## Start RECORD SET

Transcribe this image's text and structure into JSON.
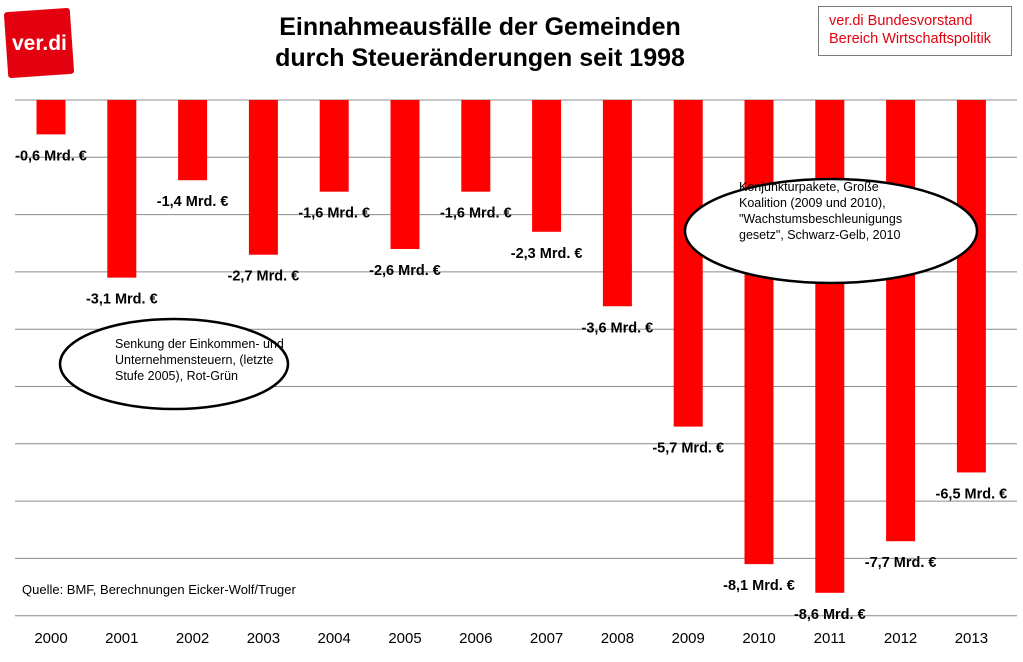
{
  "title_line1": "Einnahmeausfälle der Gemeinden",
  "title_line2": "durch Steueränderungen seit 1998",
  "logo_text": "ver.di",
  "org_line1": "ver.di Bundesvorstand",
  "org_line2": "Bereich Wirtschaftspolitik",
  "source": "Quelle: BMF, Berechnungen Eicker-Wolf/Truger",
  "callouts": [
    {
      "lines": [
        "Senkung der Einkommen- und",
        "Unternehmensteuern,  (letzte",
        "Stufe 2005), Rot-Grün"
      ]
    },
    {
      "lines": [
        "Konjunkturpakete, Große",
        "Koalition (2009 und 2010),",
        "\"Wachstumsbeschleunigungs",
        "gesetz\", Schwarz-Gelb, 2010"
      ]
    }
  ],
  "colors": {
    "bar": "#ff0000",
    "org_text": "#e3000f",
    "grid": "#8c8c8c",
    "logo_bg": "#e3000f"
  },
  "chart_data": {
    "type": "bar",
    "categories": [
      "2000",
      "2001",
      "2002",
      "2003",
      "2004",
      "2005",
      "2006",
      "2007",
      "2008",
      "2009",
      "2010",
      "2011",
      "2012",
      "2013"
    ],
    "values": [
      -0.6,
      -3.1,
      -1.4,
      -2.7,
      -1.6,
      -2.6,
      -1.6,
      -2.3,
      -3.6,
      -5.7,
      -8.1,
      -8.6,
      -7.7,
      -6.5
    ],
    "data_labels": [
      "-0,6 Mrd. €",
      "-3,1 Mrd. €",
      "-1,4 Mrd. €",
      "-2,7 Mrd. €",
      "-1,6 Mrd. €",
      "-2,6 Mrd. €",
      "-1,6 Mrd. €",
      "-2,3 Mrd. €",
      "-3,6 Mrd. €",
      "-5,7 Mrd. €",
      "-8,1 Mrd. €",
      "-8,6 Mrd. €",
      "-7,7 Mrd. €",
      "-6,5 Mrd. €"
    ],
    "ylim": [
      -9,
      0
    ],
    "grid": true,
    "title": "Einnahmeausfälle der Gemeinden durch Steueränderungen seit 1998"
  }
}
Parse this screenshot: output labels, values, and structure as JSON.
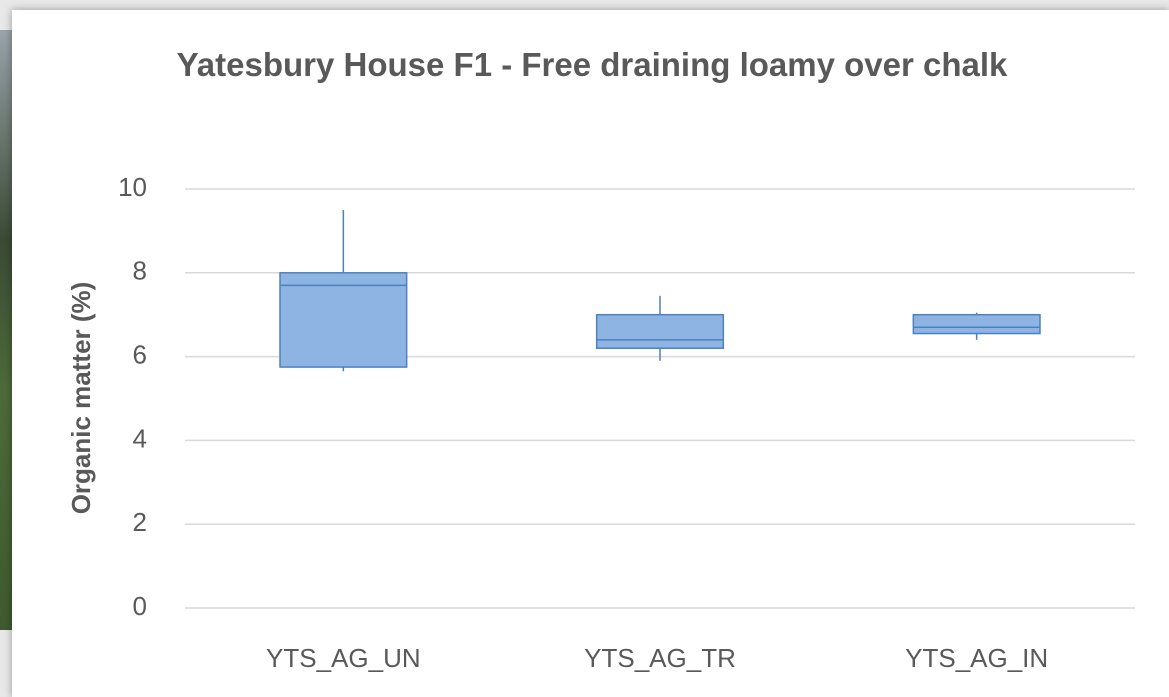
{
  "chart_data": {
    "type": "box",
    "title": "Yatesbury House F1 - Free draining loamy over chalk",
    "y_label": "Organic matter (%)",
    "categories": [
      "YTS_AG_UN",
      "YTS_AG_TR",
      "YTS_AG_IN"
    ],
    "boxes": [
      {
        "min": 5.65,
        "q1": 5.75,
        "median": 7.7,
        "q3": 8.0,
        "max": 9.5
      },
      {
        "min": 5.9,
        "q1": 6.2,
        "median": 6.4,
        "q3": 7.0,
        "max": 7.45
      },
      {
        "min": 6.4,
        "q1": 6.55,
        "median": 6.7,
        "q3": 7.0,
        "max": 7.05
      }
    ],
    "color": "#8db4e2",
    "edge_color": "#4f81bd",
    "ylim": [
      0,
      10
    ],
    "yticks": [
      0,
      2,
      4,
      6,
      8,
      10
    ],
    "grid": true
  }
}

## End RECORD SET

> TO BE DONE:
Copy every line in the entries above that has the string "durch" in it.

> RESPONSE TO THIS TASK:
  "title_line2": "durch Steueränderungen seit 1998",
    "title": "Einnahmeausfälle der Gemeinden durch Steueränderungen seit 1998"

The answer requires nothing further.